Problem to solve – Leave out any pictures and transcribe all other data below exactly.

Collected data entries:
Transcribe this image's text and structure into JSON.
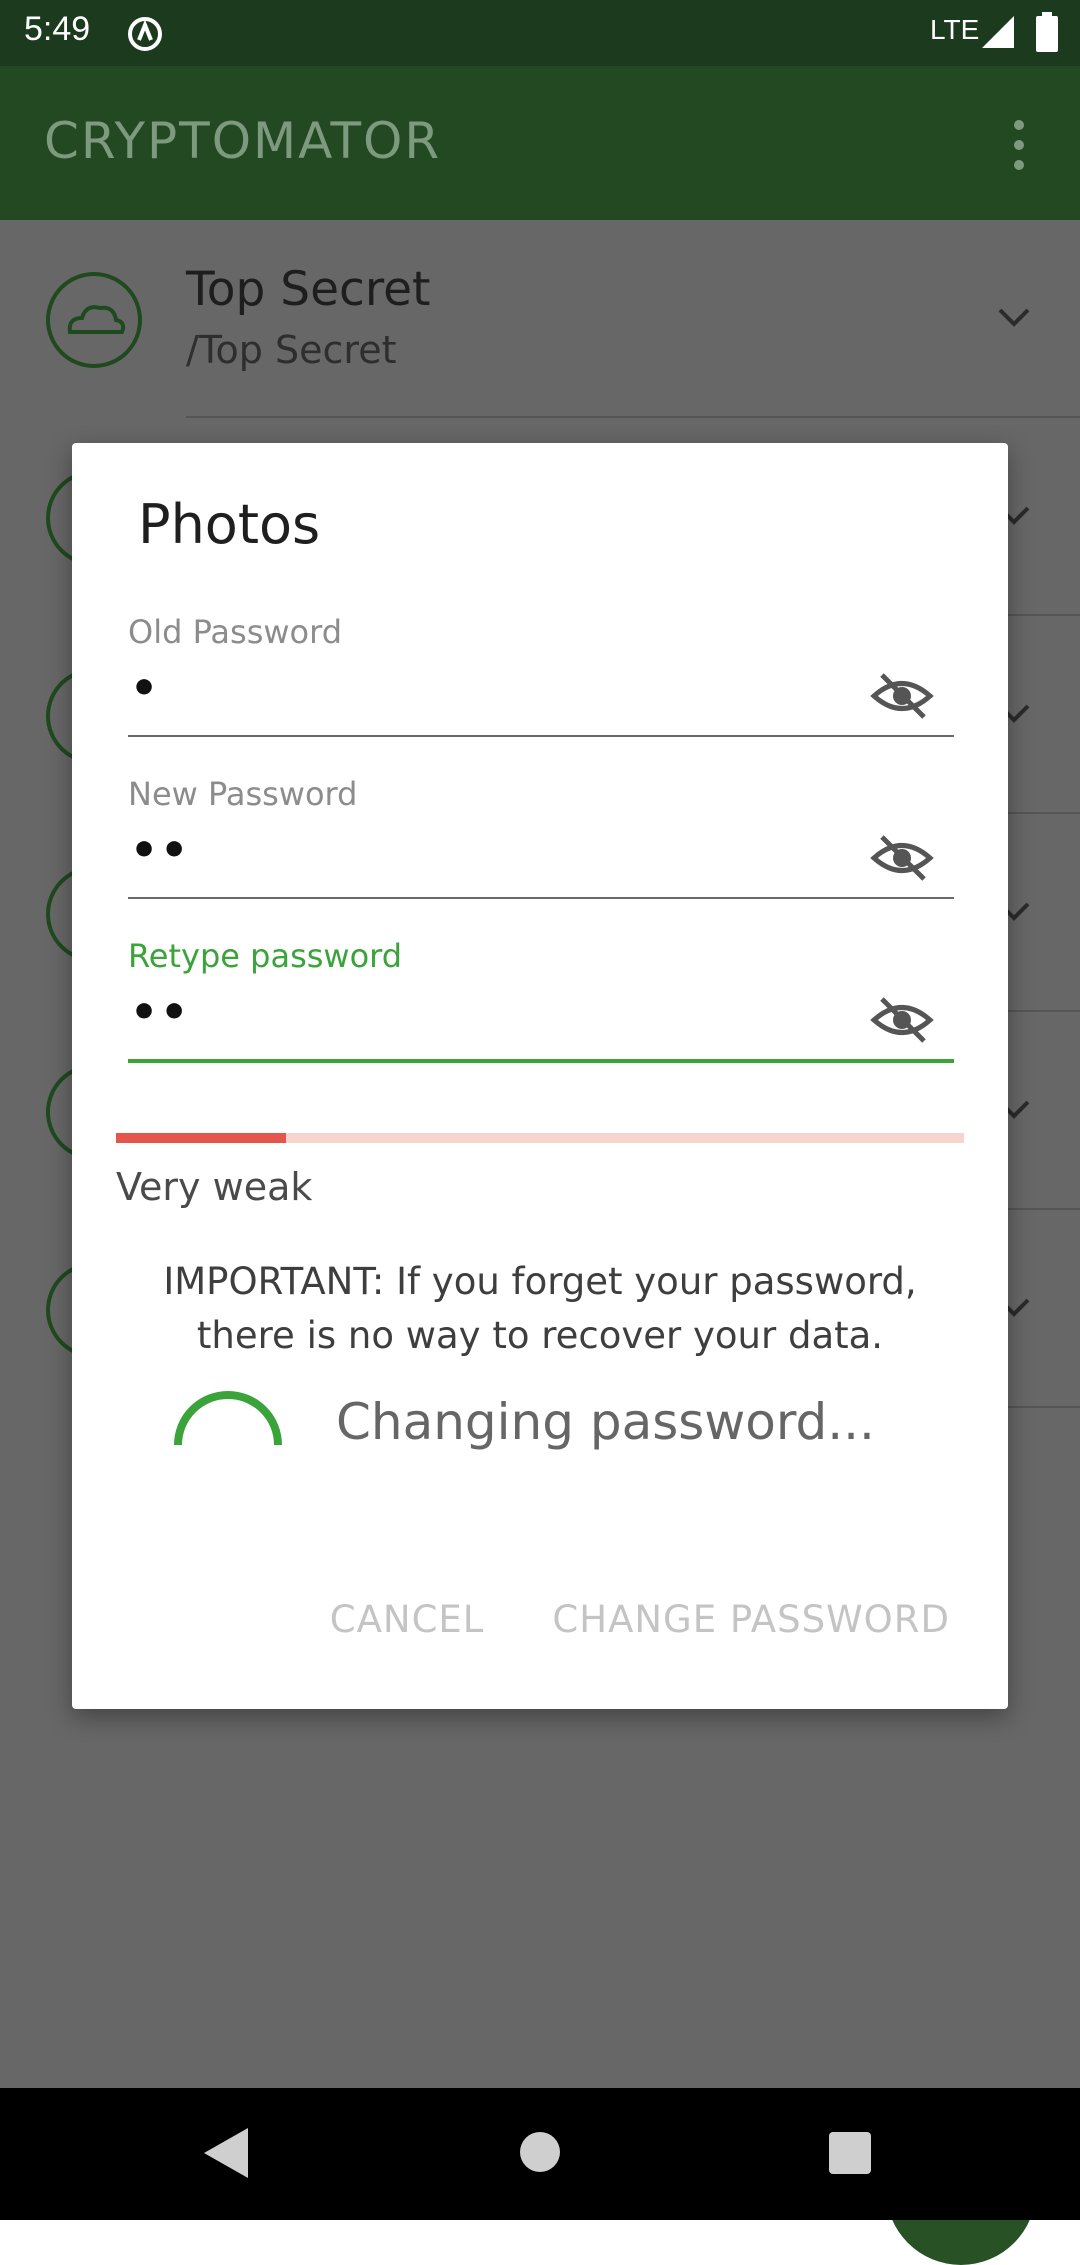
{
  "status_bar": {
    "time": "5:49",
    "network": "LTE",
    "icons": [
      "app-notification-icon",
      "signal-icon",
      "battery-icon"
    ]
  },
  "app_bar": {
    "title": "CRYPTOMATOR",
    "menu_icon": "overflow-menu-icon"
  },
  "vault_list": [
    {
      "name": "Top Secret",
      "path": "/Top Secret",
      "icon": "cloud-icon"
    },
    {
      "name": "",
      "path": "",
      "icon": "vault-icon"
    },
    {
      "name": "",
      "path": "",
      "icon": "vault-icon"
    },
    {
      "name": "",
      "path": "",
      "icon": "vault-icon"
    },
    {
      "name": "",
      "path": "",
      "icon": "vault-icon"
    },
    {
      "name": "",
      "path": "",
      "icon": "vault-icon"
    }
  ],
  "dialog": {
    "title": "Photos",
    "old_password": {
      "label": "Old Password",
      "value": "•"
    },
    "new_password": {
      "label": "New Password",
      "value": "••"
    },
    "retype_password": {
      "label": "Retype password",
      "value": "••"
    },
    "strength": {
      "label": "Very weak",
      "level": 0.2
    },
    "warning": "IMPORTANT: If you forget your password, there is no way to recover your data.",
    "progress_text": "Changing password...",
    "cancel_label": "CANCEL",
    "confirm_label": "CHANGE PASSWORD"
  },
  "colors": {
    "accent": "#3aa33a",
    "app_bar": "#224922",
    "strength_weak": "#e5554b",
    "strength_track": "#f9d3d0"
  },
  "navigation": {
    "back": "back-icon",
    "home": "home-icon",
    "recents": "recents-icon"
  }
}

Written answer –
Transcribe this image's text and structure into JSON.
{
  "status_bar": {
    "time": "5:49",
    "network": "LTE",
    "icons": [
      "app-notification-icon",
      "signal-icon",
      "battery-icon"
    ]
  },
  "app_bar": {
    "title": "CRYPTOMATOR",
    "menu_icon": "overflow-menu-icon"
  },
  "vault_list": [
    {
      "name": "Top Secret",
      "path": "/Top Secret",
      "icon": "cloud-icon"
    },
    {
      "name": "",
      "path": "",
      "icon": "vault-icon"
    },
    {
      "name": "",
      "path": "",
      "icon": "vault-icon"
    },
    {
      "name": "",
      "path": "",
      "icon": "vault-icon"
    },
    {
      "name": "",
      "path": "",
      "icon": "vault-icon"
    },
    {
      "name": "",
      "path": "",
      "icon": "vault-icon"
    }
  ],
  "dialog": {
    "title": "Photos",
    "old_password": {
      "label": "Old Password",
      "value": "•"
    },
    "new_password": {
      "label": "New Password",
      "value": "••"
    },
    "retype_password": {
      "label": "Retype password",
      "value": "••"
    },
    "strength": {
      "label": "Very weak",
      "level": 0.2
    },
    "warning": "IMPORTANT: If you forget your password, there is no way to recover your data.",
    "progress_text": "Changing password...",
    "cancel_label": "CANCEL",
    "confirm_label": "CHANGE PASSWORD"
  },
  "colors": {
    "accent": "#3aa33a",
    "app_bar": "#224922",
    "strength_weak": "#e5554b",
    "strength_track": "#f9d3d0"
  },
  "navigation": {
    "back": "back-icon",
    "home": "home-icon",
    "recents": "recents-icon"
  }
}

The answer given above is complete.